● **Short exercise**: Each line of the data that includes the string "marker" is to be copied out.

● **Information provided**:
________

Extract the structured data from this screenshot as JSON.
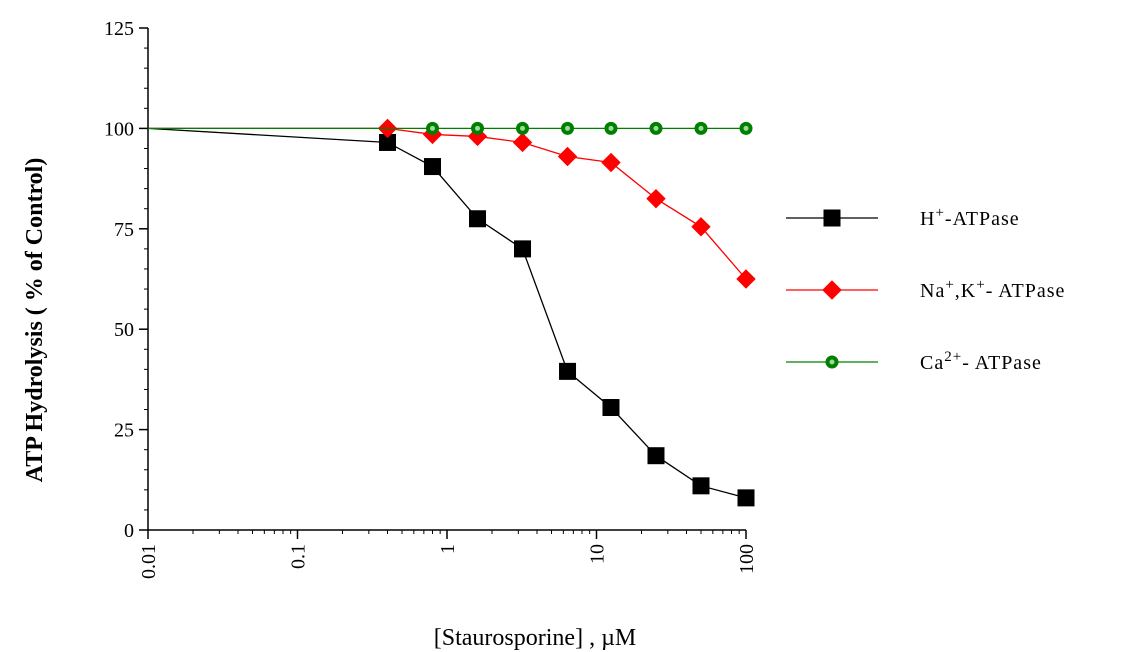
{
  "chart_data": {
    "type": "line",
    "xscale": "log",
    "xlim": [
      0.01,
      100
    ],
    "ylim": [
      0,
      125
    ],
    "grid": false,
    "legend_position": "right",
    "xlabel": "[Staurosporine] , µM",
    "ylabel": "ATP Hydrolysis ( % of Control)",
    "x_ticks": [
      "0.01",
      "0.1",
      "1",
      "10",
      "100"
    ],
    "y_ticks": [
      "0",
      "25",
      "50",
      "75",
      "100",
      "125"
    ],
    "series": [
      {
        "name": "H+-ATPase",
        "legend": {
          "base": "H",
          "sup": "+",
          "rest": "-ATPase"
        },
        "color": "#000000",
        "marker": "square",
        "x": [
          0.01,
          0.4,
          0.8,
          1.6,
          3.2,
          6.4,
          12.5,
          25,
          50,
          100
        ],
        "y": [
          100,
          96.5,
          90.5,
          77.5,
          70,
          39.5,
          30.5,
          18.5,
          11,
          8
        ]
      },
      {
        "name": "Na+,K+- ATPase",
        "legend": {
          "base": "Na",
          "sup": "+",
          "mid": ",K",
          "sup2": "+",
          "rest": "- ATPase"
        },
        "color": "#ff0000",
        "marker": "diamond",
        "x": [
          0.01,
          0.4,
          0.8,
          1.6,
          3.2,
          6.4,
          12.5,
          25,
          50,
          100
        ],
        "y": [
          100,
          100,
          98.5,
          98,
          96.5,
          93,
          91.5,
          82.5,
          75.5,
          62.5
        ]
      },
      {
        "name": "Ca2+- ATPase",
        "legend": {
          "base": "Ca",
          "sup": "2+",
          "rest": "- ATPase"
        },
        "color": "#008000",
        "marker": "circle",
        "x": [
          0.01,
          0.8,
          1.6,
          3.2,
          6.4,
          12.5,
          25,
          50,
          100
        ],
        "y": [
          100,
          100,
          100,
          100,
          100,
          100,
          100,
          100,
          100
        ]
      }
    ]
  }
}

________

● **Complete answer**:
        "marker": "square",
        "marker": "diamond",
        "marker": "circle",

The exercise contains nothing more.